Instructions to follow:
In the lines below, how many hold the word "title"? Answer only with the number.
··· Data provided
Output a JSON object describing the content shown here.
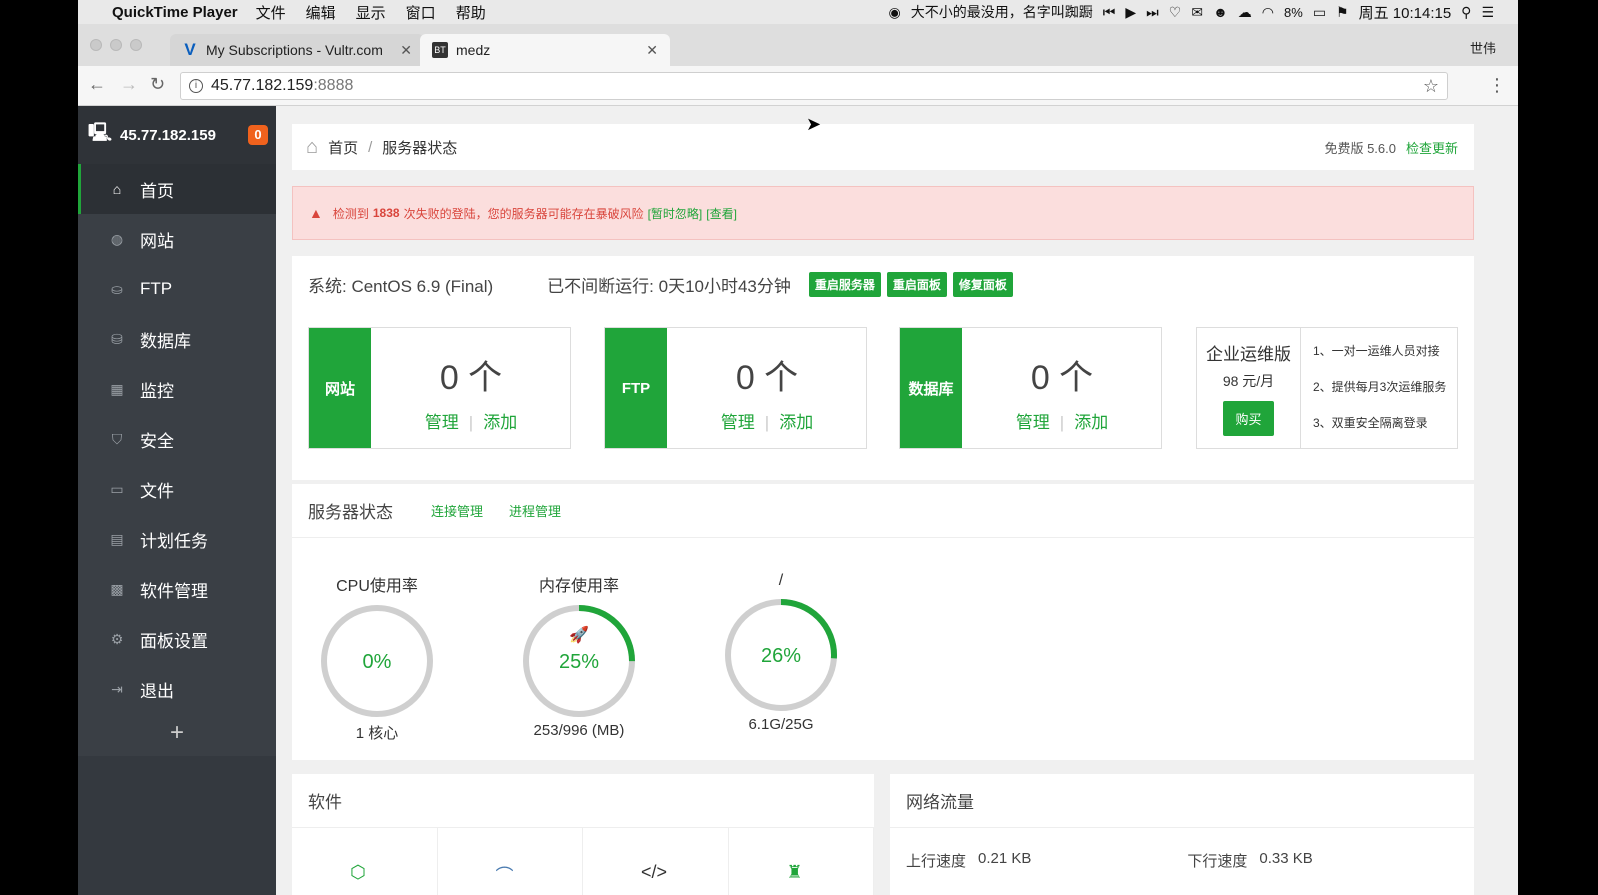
{
  "menubar": {
    "app": "QuickTime Player",
    "menus": [
      "文件",
      "编辑",
      "显示",
      "窗口",
      "帮助"
    ],
    "now_playing": "大不小的最没用，名字叫踟蹰",
    "battery": "8%",
    "clock": "周五 10:14:15"
  },
  "browser": {
    "tabs": [
      {
        "title": "My Subscriptions - Vultr.com"
      },
      {
        "title": "medz"
      }
    ],
    "profile": "世伟",
    "url_host": "45.77.182.159",
    "url_port": ":8888"
  },
  "sidebar": {
    "host": "45.77.182.159",
    "badge": "0",
    "items": [
      {
        "label": "首页"
      },
      {
        "label": "网站"
      },
      {
        "label": "FTP"
      },
      {
        "label": "数据库"
      },
      {
        "label": "监控"
      },
      {
        "label": "安全"
      },
      {
        "label": "文件"
      },
      {
        "label": "计划任务"
      },
      {
        "label": "软件管理"
      },
      {
        "label": "面板设置"
      },
      {
        "label": "退出"
      }
    ],
    "add": "+"
  },
  "breadcrumb": {
    "home": "首页",
    "sep": "/",
    "current": "服务器状态",
    "version": "免费版 5.6.0",
    "check_update": "检查更新"
  },
  "alert": {
    "prefix": "检测到",
    "count": "1838",
    "text": "次失败的登陆，您的服务器可能存在暴破风险",
    "ignore": "[暂时忽略]",
    "view": "[查看]"
  },
  "system": {
    "os": "系统: CentOS 6.9 (Final)",
    "uptime": "已不间断运行: 0天10小时43分钟",
    "buttons": [
      "重启服务器",
      "重启面板",
      "修复面板"
    ]
  },
  "stats": [
    {
      "label": "网站",
      "count": "0 个",
      "manage": "管理",
      "add": "添加"
    },
    {
      "label": "FTP",
      "count": "0 个",
      "manage": "管理",
      "add": "添加"
    },
    {
      "label": "数据库",
      "count": "0 个",
      "manage": "管理",
      "add": "添加"
    }
  ],
  "enterprise": {
    "title": "企业运维版",
    "price": "98 元/月",
    "buy": "购买",
    "features": [
      "1、一对一运维人员对接",
      "2、提供每月3次运维服务",
      "3、双重安全隔离登录"
    ]
  },
  "server_status": {
    "title": "服务器状态",
    "links": [
      "连接管理",
      "进程管理"
    ],
    "gauges": [
      {
        "title": "CPU使用率",
        "percent": 0,
        "value": "0%",
        "detail": "1 核心"
      },
      {
        "title": "内存使用率",
        "percent": 25,
        "value": "25%",
        "detail": "253/996 (MB)"
      },
      {
        "title": "/",
        "percent": 26,
        "value": "26%",
        "detail": "6.1G/25G"
      }
    ]
  },
  "software": {
    "title": "软件"
  },
  "network": {
    "title": "网络流量",
    "up_label": "上行速度",
    "up_value": "0.21 KB",
    "down_label": "下行速度",
    "down_value": "0.33 KB"
  },
  "colors": {
    "accent": "#20a53a",
    "sidebar": "#3a3f45",
    "alert": "#d9453c",
    "badge": "#f0621d"
  }
}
······
Answer to this problem:
9